WRITTEN EXERCISE
Each line that holds the word "screenshot" is to be identified and copied.

== TASK DATA ==

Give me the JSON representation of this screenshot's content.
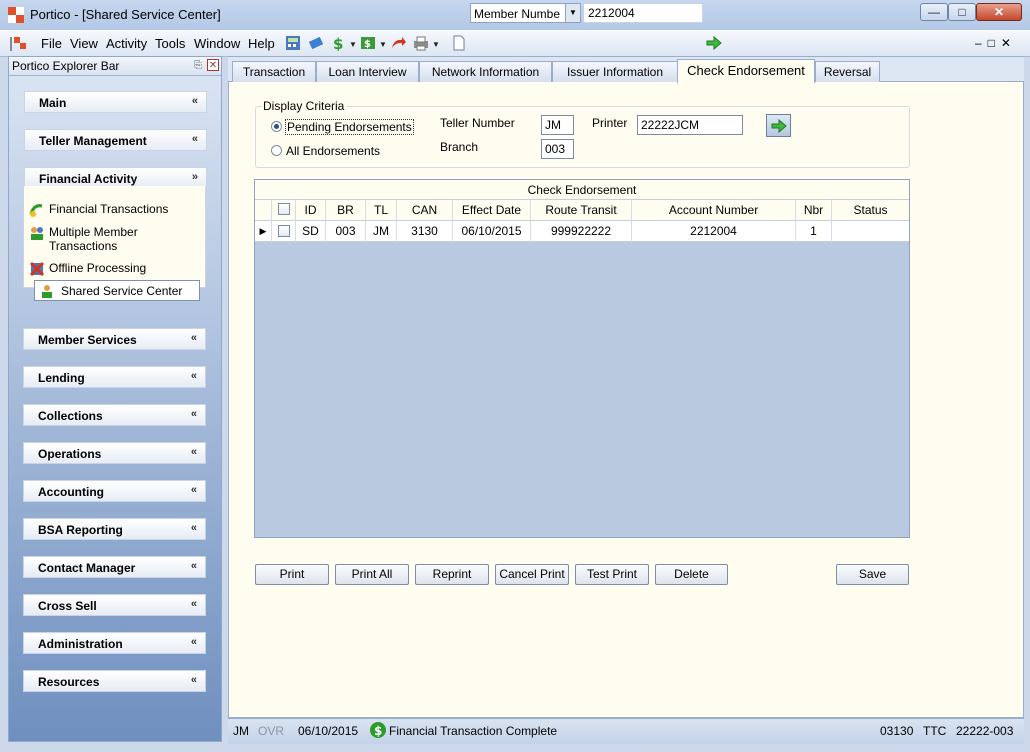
{
  "window": {
    "title": "Portico - [Shared Service Center]"
  },
  "menu": [
    "File",
    "View",
    "Activity",
    "Tools",
    "Window",
    "Help"
  ],
  "toolbar": {
    "member_type": "Member Numbe",
    "member_number": "2212004"
  },
  "explorer": {
    "title": "Portico Explorer Bar",
    "groups_top": [
      "Main",
      "Teller Management"
    ],
    "financial_activity": {
      "label": "Financial Activity",
      "items": [
        "Financial Transactions",
        "Multiple Member",
        "Transactions",
        "Offline Processing",
        "Shared Service Center"
      ]
    },
    "groups_bottom": [
      "Member Services",
      "Lending",
      "Collections",
      "Operations",
      "Accounting",
      "BSA Reporting",
      "Contact Manager",
      "Cross Sell",
      "Administration",
      "Resources"
    ]
  },
  "tabs": [
    "Transaction",
    "Loan Interview",
    "Network Information",
    "Issuer Information",
    "Check Endorsement",
    "Reversal"
  ],
  "criteria": {
    "legend": "Display Criteria",
    "pending_label": "Pending Endorsements",
    "all_label": "All Endorsements",
    "teller_label": "Teller Number",
    "teller_value": "JM",
    "branch_label": "Branch",
    "branch_value": "003",
    "printer_label": "Printer",
    "printer_value": "22222JCM"
  },
  "grid": {
    "caption": "Check Endorsement",
    "columns": [
      "ID",
      "BR",
      "TL",
      "CAN",
      "Effect Date",
      "Route Transit",
      "Account Number",
      "Nbr",
      "Status"
    ],
    "rows": [
      [
        "SD",
        "003",
        "JM",
        "3130",
        "06/10/2015",
        "999922222",
        "2212004",
        "1",
        ""
      ]
    ]
  },
  "buttons": [
    "Print",
    "Print All",
    "Reprint",
    "Cancel Print",
    "Test Print",
    "Delete",
    "Save"
  ],
  "status": {
    "user": "JM",
    "ovr": "OVR",
    "date": "06/10/2015",
    "message": "Financial Transaction Complete",
    "branch": "03130",
    "mode": "TTC",
    "station": "22222-003"
  },
  "colors": {
    "accent": "#2b4f86",
    "panel_bg": "#fffdf0",
    "grid_bg": "#b9c9df"
  }
}
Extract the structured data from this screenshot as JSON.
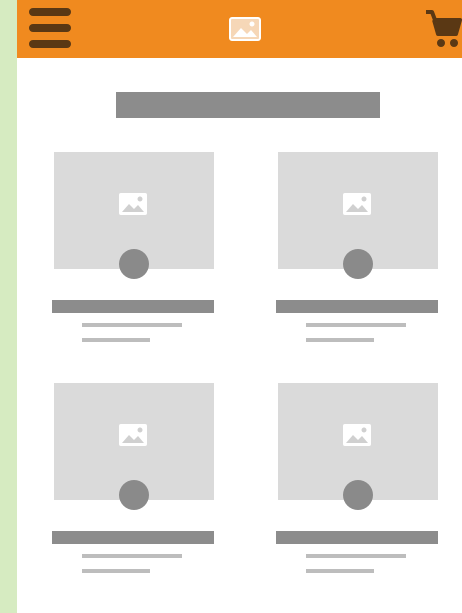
{
  "app": {
    "header": {
      "menu_icon": "hamburger-menu-icon",
      "logo_icon": "image-placeholder-icon",
      "cart_icon": "shopping-cart-icon",
      "accent_color": "#f08a1f",
      "icon_color": "#5a3814"
    },
    "content": {
      "title_placeholder_color": "#8c8c8c",
      "products": [
        {
          "image_icon": "image-placeholder-icon"
        },
        {
          "image_icon": "image-placeholder-icon"
        },
        {
          "image_icon": "image-placeholder-icon"
        },
        {
          "image_icon": "image-placeholder-icon"
        }
      ]
    }
  }
}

===

ANSWER FOR THE TASK
Give me the JSON representation of this screenshot's content.
Extract the structured data from this screenshot as JSON.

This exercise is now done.